> [REQUIREMENTS]: Extract all of the entries and give them again, word for word.

-------- RECORDS SHOWN

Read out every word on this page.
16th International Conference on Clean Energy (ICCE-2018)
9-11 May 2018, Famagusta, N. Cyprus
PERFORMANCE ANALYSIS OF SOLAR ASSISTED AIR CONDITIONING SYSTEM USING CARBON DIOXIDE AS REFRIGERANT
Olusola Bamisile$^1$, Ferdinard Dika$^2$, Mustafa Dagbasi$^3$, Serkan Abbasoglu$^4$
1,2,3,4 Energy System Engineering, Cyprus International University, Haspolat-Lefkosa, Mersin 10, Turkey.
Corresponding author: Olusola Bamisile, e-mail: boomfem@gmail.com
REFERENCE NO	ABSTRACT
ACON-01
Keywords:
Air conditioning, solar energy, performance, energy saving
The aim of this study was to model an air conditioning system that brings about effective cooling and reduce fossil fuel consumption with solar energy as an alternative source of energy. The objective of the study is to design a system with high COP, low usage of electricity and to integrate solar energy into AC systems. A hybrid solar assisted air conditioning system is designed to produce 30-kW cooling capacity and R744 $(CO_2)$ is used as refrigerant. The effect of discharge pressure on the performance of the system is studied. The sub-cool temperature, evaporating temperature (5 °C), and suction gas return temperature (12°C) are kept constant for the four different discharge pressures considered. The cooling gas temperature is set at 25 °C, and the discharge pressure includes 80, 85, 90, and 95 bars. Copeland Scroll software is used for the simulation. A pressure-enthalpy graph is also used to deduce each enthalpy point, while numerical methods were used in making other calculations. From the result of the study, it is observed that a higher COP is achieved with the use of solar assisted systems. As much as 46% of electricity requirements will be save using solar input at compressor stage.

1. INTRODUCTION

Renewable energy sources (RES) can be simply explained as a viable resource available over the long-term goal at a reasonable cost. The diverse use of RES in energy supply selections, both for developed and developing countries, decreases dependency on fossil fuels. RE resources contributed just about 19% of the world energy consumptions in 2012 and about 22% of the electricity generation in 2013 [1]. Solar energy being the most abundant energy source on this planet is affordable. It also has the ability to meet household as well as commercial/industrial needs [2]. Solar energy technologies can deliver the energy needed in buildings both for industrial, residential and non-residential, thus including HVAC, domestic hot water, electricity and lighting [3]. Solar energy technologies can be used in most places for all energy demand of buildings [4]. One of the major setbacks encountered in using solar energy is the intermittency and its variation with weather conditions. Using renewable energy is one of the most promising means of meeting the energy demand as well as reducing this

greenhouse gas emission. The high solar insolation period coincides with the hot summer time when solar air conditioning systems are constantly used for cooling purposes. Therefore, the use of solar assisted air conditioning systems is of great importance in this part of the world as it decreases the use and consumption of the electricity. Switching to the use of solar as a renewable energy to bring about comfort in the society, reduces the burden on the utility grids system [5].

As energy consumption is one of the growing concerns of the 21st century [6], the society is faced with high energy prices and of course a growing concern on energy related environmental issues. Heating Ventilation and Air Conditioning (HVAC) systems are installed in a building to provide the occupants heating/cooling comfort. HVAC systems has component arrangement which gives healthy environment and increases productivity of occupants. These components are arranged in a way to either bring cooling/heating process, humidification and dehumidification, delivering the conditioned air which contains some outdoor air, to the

----------------

> [ANSWER TO THE TASK]:
Read out every word on this page.
16th International Conference on Clean Energy (ICCE-2018)
9-11 May 2018, Famagusta, N. Cyprus
PERFORMANCE ANALYSIS OF SOLAR ASSISTED AIR CONDITIONING SYSTEM USING CARBON DIOXIDE AS REFRIGERANT
Olusola Bamisile$^1$, Ferdinard Dika$^2$, Mustafa Dagbasi$^3$, Serkan Abbasoglu$^4$
1,2,3,4 Energy System Engineering, Cyprus International University, Haspolat-Lefkosa, Mersin 10, Turkey.
Corresponding author: Olusola Bamisile, e-mail: boomfem@gmail.com
REFERENCE NO	ABSTRACT
ACON-01
Keywords:
Air conditioning, solar energy, performance, energy saving
The aim of this study was to model an air conditioning system that brings about effective cooling and reduce fossil fuel consumption with solar energy as an alternative source of energy. The objective of the study is to design a system with high COP, low usage of electricity and to integrate solar energy into AC systems. A hybrid solar assisted air conditioning system is designed to produce 30-kW cooling capacity and R744 $(CO_2)$ is used as refrigerant. The effect of discharge pressure on the performance of the system is studied. The sub-cool temperature, evaporating temperature (5 °C), and suction gas return temperature (12°C) are kept constant for the four different discharge pressures considered. The cooling gas temperature is set at 25 °C, and the discharge pressure includes 80, 85, 90, and 95 bars. Copeland Scroll software is used for the simulation. A pressure-enthalpy graph is also used to deduce each enthalpy point, while numerical methods were used in making other calculations. From the result of the study, it is observed that a higher COP is achieved with the use of solar assisted systems. As much as 46% of electricity requirements will be save using solar input at compressor stage.

1. INTRODUCTION

Renewable energy sources (RES) can be simply explained as a viable resource available over the long-term goal at a reasonable cost. The diverse use of RES in energy supply selections, both for developed and developing countries, decreases dependency on fossil fuels. RE resources contributed just about 19% of the world energy consumptions in 2012 and about 22% of the electricity generation in 2013 [1]. Solar energy being the most abundant energy source on this planet is affordable. It also has the ability to meet household as well as commercial/industrial needs [2]. Solar energy technologies can deliver the energy needed in buildings both for industrial, residential and non-residential, thus including HVAC, domestic hot water, electricity and lighting [3]. Solar energy technologies can be used in most places for all energy demand of buildings [4]. One of the major setbacks encountered in using solar energy is the intermittency and its variation with weather conditions. Using renewable energy is one of the most promising means of meeting the energy demand as well as reducing this

greenhouse gas emission. The high solar insolation period coincides with the hot summer time when solar air conditioning systems are constantly used for cooling purposes. Therefore, the use of solar assisted air conditioning systems is of great importance in this part of the world as it decreases the use and consumption of the electricity. Switching to the use of solar as a renewable energy to bring about comfort in the society, reduces the burden on the utility grids system [5].

As energy consumption is one of the growing concerns of the 21st century [6], the society is faced with high energy prices and of course a growing concern on energy related environmental issues. Heating Ventilation and Air Conditioning (HVAC) systems are installed in a building to provide the occupants heating/cooling comfort. HVAC systems has component arrangement which gives healthy environment and increases productivity of occupants. These components are arranged in a way to either bring cooling/heating process, humidification and dehumidification, delivering the conditioned air which contains some outdoor air, to the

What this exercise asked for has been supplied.